1869. M. Arnold, Switzerl., III. Farewell, xxi. How sweet to feel, on the boon air, All our unquiet pulses cease!
4. In boon companion, lit. good-fellow, used in a jovial bacchanalian sense, transferred to other phrases, and occas. predicatively: Jolly, convivial.
1566. Drant, Med. Morall, A v. He is my bone companion, its he that cheares up me.
1604. Meet. of Gallants at Ord., 21. A boone companion lighted amongst good fellowes, as they call good fellowes now a dayes, which are those that can drink best.
1622. Dekker & Massinger, Virg. Martyr, II. i. Bacchus this boon Bacchannalian skinker.
1667. Milton, P. L., IX. 793. Hightnd as with Wine, jocond and boon.
1712. Arbuthnot, John Bull (1755), 6. A boon companion, loving his bottle and his diversion.
1827. Lytton, Pelham, xiv. He was also the boonest of companions.

## Given material
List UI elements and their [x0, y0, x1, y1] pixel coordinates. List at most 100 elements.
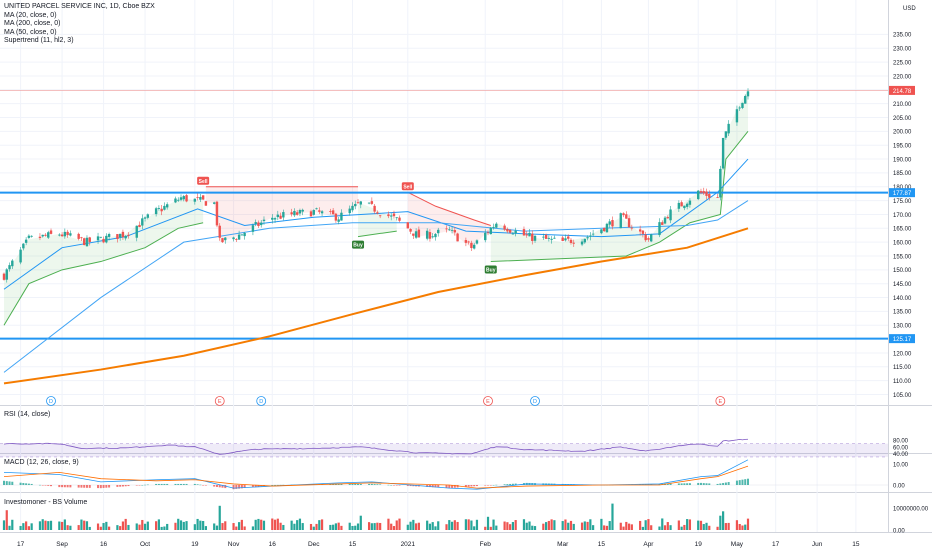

## Exercise requirements
Carry on the dictionary entry for "boon" from the point where it stops. The material shown above is separate from the dictionary entry on "boon".

## Reply to the exercise
1853. Kane, Grinnell Exp., xxxi. (1856), 268. The effort of each man to be very boon and jolly.
1884. Tennyson, Becket, 61. My comrade, boon companion, my co-reveller.
b. Hence boon companionship; boonfellow (treated as a single word).
1844. Disraeli, Coningsby, I. v. 23. All the resources of boon companionship.
1876. G. Meredith, Beauch. Career, II. ix. 171. A good friend and not a bad boonfellow.
† B. adv. Well, gently, favorably.
Old Song, Oh! firm as Oak, While boon the wind blows, And smooth the tide flows.